What is expected:
Output the records. Match them exactly.

Information given:
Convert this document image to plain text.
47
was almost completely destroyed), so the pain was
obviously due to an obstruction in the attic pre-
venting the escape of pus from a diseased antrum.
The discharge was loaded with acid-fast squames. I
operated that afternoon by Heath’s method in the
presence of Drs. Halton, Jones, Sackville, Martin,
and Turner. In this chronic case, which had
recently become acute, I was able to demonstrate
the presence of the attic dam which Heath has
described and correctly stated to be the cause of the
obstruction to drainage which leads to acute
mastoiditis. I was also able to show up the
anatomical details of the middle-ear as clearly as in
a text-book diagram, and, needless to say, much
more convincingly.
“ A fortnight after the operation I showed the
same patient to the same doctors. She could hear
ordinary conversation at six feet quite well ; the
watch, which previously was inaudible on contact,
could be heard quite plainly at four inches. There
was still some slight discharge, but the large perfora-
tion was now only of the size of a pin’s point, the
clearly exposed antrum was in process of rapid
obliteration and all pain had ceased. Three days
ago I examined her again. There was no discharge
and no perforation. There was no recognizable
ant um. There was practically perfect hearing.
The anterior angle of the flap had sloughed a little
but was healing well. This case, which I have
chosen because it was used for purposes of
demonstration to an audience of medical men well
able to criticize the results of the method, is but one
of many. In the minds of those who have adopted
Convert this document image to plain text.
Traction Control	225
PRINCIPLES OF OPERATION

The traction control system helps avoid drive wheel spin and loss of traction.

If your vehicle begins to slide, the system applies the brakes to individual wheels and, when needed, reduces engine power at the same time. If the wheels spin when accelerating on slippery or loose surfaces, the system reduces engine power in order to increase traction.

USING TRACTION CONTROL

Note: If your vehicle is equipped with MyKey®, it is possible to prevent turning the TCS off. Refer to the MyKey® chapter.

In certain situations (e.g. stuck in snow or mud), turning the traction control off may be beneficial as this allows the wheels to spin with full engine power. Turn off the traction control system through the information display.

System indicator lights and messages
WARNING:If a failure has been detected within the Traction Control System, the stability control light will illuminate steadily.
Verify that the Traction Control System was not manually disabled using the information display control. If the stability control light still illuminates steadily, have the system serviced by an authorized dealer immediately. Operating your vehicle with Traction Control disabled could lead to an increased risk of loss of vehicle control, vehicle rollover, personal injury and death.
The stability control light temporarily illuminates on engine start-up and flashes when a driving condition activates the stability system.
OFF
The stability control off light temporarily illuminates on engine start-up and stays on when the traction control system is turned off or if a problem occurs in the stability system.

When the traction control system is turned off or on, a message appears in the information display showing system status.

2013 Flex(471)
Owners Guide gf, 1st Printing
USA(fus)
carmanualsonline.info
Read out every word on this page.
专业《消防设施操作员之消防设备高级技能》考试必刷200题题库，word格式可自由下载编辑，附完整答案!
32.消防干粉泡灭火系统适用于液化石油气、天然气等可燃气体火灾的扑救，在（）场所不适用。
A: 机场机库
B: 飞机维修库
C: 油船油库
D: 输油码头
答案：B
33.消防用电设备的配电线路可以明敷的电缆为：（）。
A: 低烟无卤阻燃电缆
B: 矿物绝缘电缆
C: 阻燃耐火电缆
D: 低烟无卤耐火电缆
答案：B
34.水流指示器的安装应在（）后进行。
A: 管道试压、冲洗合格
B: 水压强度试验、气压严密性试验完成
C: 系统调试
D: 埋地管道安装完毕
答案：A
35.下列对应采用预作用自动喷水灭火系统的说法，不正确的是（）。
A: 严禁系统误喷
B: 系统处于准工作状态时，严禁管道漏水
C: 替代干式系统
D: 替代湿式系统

Output for this exercise:
Convert this document image to plain text.
47
was almost completely destroyed), so the pain was
obviously due to an obstruction in the attic pre-
venting the escape of pus from a diseased antrum.
The discharge was loaded with acid-fast squames. I
operated that afternoon by Heath’s method in the
presence of Drs. Halton, Jones, Sackville, Martin,
and Turner. In this chronic case, which had
recently become acute, I was able to demonstrate
the presence of the attic dam which Heath has
described and correctly stated to be the cause of the
obstruction to drainage which leads to acute
mastoiditis. I was also able to show up the
anatomical details of the middle-ear as clearly as in
a text-book diagram, and, needless to say, much
more convincingly.
“ A fortnight after the operation I showed the
same patient to the same doctors. She could hear
ordinary conversation at six feet quite well ; the
watch, which previously was inaudible on contact,
could be heard quite plainly at four inches. There
was still some slight discharge, but the large perfora-
tion was now only of the size of a pin’s point, the
clearly exposed antrum was in process of rapid
obliteration and all pain had ceased. Three days
ago I examined her again. There was no discharge
and no perforation. There was no recognizable
ant um. There was practically perfect hearing.
The anterior angle of the flap had sloughed a little
but was healing well. This case, which I have
chosen because it was used for purposes of
demonstration to an audience of medical men well
able to criticize the results of the method, is but one
of many. In the minds of those who have adopted
Convert this document image to plain text.
Traction Control	225
PRINCIPLES OF OPERATION

The traction control system helps avoid drive wheel spin and loss of traction.

If your vehicle begins to slide, the system applies the brakes to individual wheels and, when needed, reduces engine power at the same time. If the wheels spin when accelerating on slippery or loose surfaces, the system reduces engine power in order to increase traction.

USING TRACTION CONTROL

Note: If your vehicle is equipped with MyKey®, it is possible to prevent turning the TCS off. Refer to the MyKey® chapter.

In certain situations (e.g. stuck in snow or mud), turning the traction control off may be beneficial as this allows the wheels to spin with full engine power. Turn off the traction control system through the information display.

System indicator lights and messages
WARNING:If a failure has been detected within the Traction Control System, the stability control light will illuminate steadily.
Verify that the Traction Control System was not manually disabled using the information display control. If the stability control light still illuminates steadily, have the system serviced by an authorized dealer immediately. Operating your vehicle with Traction Control disabled could lead to an increased risk of loss of vehicle control, vehicle rollover, personal injury and death.
The stability control light temporarily illuminates on engine start-up and flashes when a driving condition activates the stability system.
OFF
The stability control off light temporarily illuminates on engine start-up and stays on when the traction control system is turned off or if a problem occurs in the stability system.

When the traction control system is turned off or on, a message appears in the information display showing system status.

2013 Flex(471)
Owners Guide gf, 1st Printing
USA(fus)
carmanualsonline.info
Read out every word on this page.
专业《消防设施操作员之消防设备高级技能》考试必刷200题题库，word格式可自由下载编辑，附完整答案!
32.消防干粉泡灭火系统适用于液化石油气、天然气等可燃气体火灾的扑救，在（）场所不适用。
A: 机场机库
B: 飞机维修库
C: 油船油库
D: 输油码头
答案：B
33.消防用电设备的配电线路可以明敷的电缆为：（）。
A: 低烟无卤阻燃电缆
B: 矿物绝缘电缆
C: 阻燃耐火电缆
D: 低烟无卤耐火电缆
答案：B
34.水流指示器的安装应在（）后进行。
A: 管道试压、冲洗合格
B: 水压强度试验、气压严密性试验完成
C: 系统调试
D: 埋地管道安装完毕
答案：A
35.下列对应采用预作用自动喷水灭火系统的说法，不正确的是（）。
A: 严禁系统误喷
B: 系统处于准工作状态时，严禁管道漏水
C: 替代干式系统
D: 替代湿式系统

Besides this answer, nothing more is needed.